| What is required |
Return a copy of each line that holds the string "τέλος".
━━━━━━━━━━
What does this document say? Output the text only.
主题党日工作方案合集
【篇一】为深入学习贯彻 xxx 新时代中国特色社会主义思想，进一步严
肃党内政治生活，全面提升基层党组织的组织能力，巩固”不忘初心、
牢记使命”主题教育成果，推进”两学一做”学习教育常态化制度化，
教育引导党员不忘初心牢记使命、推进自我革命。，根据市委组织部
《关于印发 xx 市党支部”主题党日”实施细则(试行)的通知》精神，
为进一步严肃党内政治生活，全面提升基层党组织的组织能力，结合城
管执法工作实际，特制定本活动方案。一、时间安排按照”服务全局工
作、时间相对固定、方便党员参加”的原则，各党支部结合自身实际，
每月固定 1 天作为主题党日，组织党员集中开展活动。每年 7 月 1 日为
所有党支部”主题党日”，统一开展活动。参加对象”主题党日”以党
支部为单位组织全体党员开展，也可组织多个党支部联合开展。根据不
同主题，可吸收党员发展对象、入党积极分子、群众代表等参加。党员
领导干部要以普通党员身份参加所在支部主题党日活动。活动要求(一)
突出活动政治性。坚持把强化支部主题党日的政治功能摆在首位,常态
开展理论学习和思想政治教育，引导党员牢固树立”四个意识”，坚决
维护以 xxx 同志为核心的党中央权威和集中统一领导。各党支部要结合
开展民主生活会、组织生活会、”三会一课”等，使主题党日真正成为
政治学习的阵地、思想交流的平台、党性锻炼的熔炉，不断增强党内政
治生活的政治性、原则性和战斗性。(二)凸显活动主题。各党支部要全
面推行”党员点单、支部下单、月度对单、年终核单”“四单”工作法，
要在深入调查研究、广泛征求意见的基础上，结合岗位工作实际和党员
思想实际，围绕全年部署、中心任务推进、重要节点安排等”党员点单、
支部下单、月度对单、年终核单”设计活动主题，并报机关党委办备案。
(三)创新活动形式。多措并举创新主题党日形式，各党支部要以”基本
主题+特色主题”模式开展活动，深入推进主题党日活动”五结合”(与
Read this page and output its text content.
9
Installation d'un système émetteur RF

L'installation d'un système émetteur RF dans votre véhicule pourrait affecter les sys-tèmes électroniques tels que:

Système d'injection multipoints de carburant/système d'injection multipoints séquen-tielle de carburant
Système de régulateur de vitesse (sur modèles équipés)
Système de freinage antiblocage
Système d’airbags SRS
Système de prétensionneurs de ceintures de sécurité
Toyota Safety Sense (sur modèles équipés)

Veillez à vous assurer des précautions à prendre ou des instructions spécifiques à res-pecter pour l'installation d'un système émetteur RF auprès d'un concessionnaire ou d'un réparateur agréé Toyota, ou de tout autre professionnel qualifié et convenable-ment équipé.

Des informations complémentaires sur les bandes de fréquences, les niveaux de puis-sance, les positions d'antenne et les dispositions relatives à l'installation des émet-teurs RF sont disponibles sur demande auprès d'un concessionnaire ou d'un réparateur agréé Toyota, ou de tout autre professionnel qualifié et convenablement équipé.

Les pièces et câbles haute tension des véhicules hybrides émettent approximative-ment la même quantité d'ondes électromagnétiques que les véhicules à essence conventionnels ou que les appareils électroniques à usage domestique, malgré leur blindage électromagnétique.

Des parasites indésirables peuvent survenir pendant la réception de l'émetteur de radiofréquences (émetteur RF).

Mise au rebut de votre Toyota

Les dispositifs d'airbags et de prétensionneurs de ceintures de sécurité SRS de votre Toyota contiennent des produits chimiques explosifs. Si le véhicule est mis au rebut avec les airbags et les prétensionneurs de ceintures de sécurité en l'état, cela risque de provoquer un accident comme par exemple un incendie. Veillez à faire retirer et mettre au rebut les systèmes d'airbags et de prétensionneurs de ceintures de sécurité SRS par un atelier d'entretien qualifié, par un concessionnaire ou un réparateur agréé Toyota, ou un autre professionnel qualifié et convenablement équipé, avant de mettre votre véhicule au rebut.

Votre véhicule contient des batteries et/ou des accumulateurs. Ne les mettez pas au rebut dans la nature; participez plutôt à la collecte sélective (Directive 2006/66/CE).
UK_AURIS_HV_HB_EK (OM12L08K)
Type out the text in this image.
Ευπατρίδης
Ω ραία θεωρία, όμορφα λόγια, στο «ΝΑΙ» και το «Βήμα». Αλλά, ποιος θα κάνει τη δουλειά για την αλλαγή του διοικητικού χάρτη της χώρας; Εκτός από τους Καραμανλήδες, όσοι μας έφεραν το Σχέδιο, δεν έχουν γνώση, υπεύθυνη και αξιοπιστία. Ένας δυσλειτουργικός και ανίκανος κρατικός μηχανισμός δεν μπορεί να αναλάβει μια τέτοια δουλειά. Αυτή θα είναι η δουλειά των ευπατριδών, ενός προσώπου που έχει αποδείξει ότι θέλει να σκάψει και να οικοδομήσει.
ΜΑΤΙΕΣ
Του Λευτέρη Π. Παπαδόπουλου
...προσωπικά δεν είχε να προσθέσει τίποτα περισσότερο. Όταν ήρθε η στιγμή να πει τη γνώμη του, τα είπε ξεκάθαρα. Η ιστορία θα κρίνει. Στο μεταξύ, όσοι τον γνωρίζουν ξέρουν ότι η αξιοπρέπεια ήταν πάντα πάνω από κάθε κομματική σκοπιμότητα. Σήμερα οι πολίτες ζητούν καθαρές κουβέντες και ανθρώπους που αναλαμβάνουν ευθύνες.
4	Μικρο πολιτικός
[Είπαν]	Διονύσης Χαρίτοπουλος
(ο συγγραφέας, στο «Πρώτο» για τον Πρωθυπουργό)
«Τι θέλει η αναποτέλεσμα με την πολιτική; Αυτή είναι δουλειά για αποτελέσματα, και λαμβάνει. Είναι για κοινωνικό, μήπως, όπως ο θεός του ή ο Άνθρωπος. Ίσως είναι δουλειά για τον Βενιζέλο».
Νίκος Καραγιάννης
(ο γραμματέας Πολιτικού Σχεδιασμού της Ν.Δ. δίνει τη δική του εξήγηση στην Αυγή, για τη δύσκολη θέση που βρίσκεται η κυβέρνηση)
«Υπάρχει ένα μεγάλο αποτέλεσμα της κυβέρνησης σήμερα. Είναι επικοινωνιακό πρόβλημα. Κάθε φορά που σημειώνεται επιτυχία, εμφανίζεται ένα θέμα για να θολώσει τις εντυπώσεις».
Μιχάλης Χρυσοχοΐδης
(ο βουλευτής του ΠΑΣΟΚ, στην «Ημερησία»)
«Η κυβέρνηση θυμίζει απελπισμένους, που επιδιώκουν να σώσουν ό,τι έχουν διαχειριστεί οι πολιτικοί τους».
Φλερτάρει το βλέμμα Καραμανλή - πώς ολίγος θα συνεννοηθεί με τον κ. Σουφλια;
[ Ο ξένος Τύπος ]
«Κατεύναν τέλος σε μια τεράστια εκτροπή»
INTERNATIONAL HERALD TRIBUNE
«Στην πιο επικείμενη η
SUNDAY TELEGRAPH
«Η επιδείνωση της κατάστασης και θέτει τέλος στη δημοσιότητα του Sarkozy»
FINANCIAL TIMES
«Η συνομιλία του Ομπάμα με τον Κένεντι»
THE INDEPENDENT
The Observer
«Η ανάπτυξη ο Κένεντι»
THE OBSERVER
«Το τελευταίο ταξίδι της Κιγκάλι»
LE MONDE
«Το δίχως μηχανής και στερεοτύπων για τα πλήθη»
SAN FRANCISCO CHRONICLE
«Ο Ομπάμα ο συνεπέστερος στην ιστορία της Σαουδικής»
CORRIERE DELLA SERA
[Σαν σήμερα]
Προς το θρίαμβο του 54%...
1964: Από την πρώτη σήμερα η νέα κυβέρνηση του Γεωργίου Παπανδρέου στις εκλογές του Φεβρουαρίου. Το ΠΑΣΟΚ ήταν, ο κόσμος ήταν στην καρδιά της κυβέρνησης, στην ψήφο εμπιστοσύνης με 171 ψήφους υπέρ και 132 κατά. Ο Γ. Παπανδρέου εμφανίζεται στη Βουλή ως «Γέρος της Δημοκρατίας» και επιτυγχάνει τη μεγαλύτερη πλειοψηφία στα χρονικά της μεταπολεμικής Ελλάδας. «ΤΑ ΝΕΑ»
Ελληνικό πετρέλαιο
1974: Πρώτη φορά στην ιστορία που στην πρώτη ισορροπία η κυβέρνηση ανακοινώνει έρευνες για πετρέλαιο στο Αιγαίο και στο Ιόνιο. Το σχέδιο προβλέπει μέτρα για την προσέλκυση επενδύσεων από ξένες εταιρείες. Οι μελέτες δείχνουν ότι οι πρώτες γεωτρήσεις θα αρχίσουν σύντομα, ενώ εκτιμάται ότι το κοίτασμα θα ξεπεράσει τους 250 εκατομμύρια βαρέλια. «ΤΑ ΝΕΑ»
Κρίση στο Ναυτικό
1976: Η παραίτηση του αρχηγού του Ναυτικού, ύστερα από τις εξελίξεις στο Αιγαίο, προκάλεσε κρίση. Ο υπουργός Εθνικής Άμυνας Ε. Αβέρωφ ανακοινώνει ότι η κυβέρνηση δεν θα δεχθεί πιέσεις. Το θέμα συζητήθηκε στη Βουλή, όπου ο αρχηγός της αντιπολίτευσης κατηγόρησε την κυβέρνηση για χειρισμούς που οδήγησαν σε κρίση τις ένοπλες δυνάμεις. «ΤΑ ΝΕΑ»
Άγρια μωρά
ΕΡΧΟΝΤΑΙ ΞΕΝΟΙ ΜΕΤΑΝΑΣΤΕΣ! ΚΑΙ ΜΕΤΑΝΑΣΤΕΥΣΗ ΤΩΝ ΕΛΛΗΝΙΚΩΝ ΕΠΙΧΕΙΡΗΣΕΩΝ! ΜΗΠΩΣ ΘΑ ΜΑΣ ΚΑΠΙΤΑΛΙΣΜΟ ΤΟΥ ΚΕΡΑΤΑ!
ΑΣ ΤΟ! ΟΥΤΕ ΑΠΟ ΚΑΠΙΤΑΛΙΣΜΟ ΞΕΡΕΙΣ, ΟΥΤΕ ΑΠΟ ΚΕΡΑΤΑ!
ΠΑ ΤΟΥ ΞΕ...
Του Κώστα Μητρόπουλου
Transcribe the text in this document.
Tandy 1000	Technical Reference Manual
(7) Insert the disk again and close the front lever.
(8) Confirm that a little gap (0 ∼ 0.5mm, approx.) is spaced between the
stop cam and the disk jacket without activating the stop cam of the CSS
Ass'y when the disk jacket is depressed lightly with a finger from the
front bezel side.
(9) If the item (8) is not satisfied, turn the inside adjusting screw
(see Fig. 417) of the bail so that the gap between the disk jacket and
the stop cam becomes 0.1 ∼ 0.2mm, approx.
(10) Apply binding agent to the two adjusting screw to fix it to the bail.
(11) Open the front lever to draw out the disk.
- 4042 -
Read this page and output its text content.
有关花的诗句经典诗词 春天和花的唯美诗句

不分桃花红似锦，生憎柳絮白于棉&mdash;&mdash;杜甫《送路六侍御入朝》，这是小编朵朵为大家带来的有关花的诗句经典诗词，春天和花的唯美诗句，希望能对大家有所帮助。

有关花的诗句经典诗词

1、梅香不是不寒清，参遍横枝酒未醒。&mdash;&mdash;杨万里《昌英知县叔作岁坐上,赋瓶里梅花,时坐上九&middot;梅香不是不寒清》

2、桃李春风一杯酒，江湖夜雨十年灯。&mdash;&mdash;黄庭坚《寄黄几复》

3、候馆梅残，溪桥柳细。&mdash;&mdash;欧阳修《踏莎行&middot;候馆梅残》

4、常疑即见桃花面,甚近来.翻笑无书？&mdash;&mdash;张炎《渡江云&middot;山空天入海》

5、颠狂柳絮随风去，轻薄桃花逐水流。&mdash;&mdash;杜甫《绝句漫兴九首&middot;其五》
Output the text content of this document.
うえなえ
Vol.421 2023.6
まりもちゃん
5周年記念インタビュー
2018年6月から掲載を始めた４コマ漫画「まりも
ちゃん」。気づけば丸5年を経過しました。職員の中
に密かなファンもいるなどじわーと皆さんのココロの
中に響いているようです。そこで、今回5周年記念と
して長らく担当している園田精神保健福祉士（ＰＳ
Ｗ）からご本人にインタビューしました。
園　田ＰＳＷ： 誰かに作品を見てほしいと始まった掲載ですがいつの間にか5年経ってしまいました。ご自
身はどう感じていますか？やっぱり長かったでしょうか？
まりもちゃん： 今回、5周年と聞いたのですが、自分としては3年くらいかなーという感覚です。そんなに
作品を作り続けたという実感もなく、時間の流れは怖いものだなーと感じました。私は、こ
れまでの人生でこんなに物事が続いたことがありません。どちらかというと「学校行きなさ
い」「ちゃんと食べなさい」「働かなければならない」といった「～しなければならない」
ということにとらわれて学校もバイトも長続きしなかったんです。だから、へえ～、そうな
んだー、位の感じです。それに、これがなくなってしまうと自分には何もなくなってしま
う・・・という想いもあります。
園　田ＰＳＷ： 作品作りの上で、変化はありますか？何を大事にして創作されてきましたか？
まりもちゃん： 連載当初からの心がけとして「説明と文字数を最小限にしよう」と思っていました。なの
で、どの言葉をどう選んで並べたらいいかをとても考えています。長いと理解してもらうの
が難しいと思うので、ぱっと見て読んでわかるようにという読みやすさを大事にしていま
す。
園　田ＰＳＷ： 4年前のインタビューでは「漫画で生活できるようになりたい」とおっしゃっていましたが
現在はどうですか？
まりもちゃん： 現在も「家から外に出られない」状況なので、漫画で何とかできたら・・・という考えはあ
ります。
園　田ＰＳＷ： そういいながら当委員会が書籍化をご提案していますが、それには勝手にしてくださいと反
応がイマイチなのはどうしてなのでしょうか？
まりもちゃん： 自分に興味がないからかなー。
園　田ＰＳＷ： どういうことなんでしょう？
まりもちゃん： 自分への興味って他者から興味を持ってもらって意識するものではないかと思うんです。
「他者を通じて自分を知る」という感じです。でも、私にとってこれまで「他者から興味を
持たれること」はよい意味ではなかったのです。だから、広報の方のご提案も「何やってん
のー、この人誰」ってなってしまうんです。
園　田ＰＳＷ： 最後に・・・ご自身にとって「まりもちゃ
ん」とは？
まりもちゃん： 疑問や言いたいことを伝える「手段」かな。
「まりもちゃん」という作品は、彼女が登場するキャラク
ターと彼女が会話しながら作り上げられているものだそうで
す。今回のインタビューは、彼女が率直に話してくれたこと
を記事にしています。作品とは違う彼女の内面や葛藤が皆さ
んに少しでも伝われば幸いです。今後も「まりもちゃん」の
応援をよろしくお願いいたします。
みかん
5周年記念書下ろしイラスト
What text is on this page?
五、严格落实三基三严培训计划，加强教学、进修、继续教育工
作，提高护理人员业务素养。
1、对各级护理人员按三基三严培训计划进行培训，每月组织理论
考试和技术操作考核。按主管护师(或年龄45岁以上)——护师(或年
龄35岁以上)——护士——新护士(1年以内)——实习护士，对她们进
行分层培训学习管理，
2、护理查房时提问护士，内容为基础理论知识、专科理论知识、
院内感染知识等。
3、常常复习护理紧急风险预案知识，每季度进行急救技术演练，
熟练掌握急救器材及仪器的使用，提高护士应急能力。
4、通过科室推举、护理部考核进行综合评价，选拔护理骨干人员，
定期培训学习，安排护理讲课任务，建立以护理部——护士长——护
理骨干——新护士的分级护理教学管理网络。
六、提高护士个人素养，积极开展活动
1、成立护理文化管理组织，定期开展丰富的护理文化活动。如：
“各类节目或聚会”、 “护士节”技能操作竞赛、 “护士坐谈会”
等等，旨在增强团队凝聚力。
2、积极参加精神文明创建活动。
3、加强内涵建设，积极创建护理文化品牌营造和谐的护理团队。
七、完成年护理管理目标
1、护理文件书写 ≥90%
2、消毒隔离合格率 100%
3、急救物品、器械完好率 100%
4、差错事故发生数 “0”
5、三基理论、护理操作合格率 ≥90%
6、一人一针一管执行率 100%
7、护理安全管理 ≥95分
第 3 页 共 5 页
━━━━━━━━━━
| Result of the exercise |
«Κατεύναν τέλος σε μια τεράστια εκτροπή»
«Η επιδείνωση της κατάστασης και θέτει τέλος στη δημοσιότητα του Sarkozy»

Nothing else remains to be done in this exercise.